Task description ::
Please transcribe the data that follows without the pictures, keeping every word the same.

Records for the task ::
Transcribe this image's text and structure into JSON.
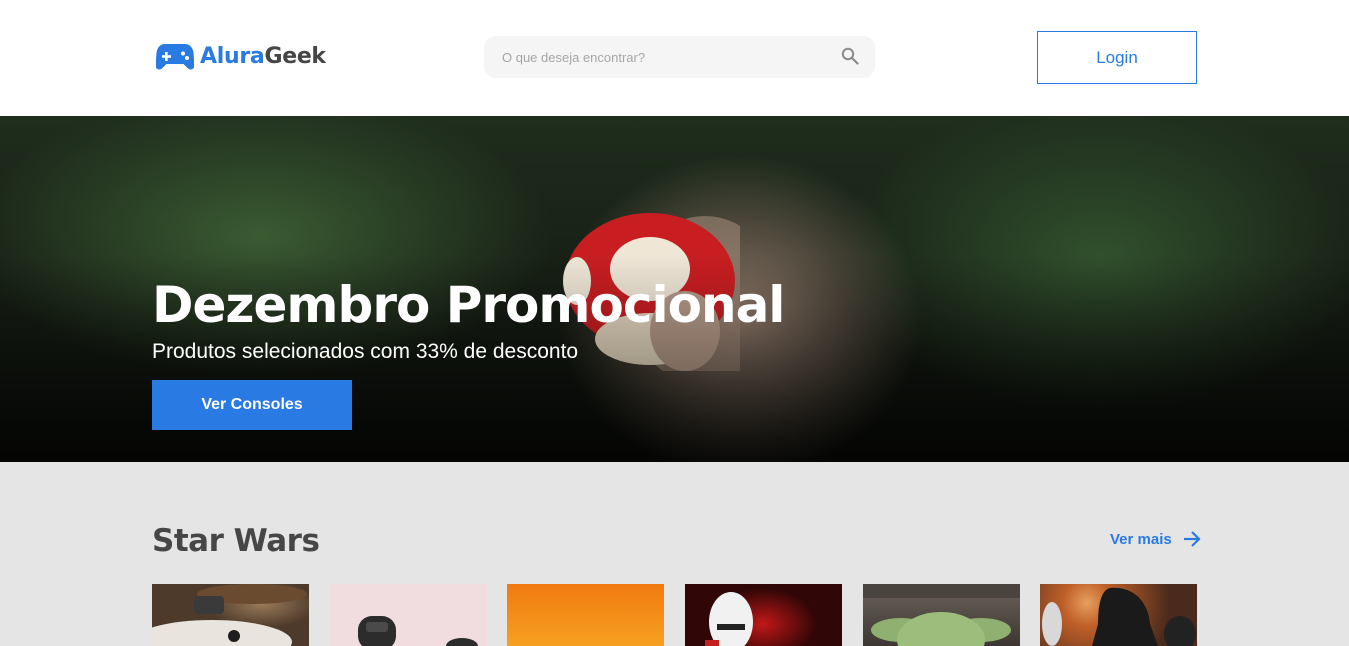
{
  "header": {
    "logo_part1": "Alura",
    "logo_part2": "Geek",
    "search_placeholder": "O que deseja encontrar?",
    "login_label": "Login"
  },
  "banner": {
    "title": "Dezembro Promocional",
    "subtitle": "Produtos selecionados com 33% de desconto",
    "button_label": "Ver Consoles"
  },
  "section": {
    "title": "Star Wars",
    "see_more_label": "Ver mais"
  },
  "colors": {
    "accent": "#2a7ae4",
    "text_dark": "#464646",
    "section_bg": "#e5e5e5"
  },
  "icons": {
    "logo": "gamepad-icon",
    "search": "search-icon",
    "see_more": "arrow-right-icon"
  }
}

Written solution ::
Transcribe this image's text and structure into JSON.
{
  "header": {
    "logo_part1": "Alura",
    "logo_part2": "Geek",
    "search_placeholder": "O que deseja encontrar?",
    "login_label": "Login"
  },
  "banner": {
    "title": "Dezembro Promocional",
    "subtitle": "Produtos selecionados com 33% de desconto",
    "button_label": "Ver Consoles"
  },
  "section": {
    "title": "Star Wars",
    "see_more_label": "Ver mais"
  },
  "colors": {
    "accent": "#2a7ae4",
    "text_dark": "#464646",
    "section_bg": "#e5e5e5"
  },
  "icons": {
    "logo": "gamepad-icon",
    "search": "search-icon",
    "see_more": "arrow-right-icon"
  }
}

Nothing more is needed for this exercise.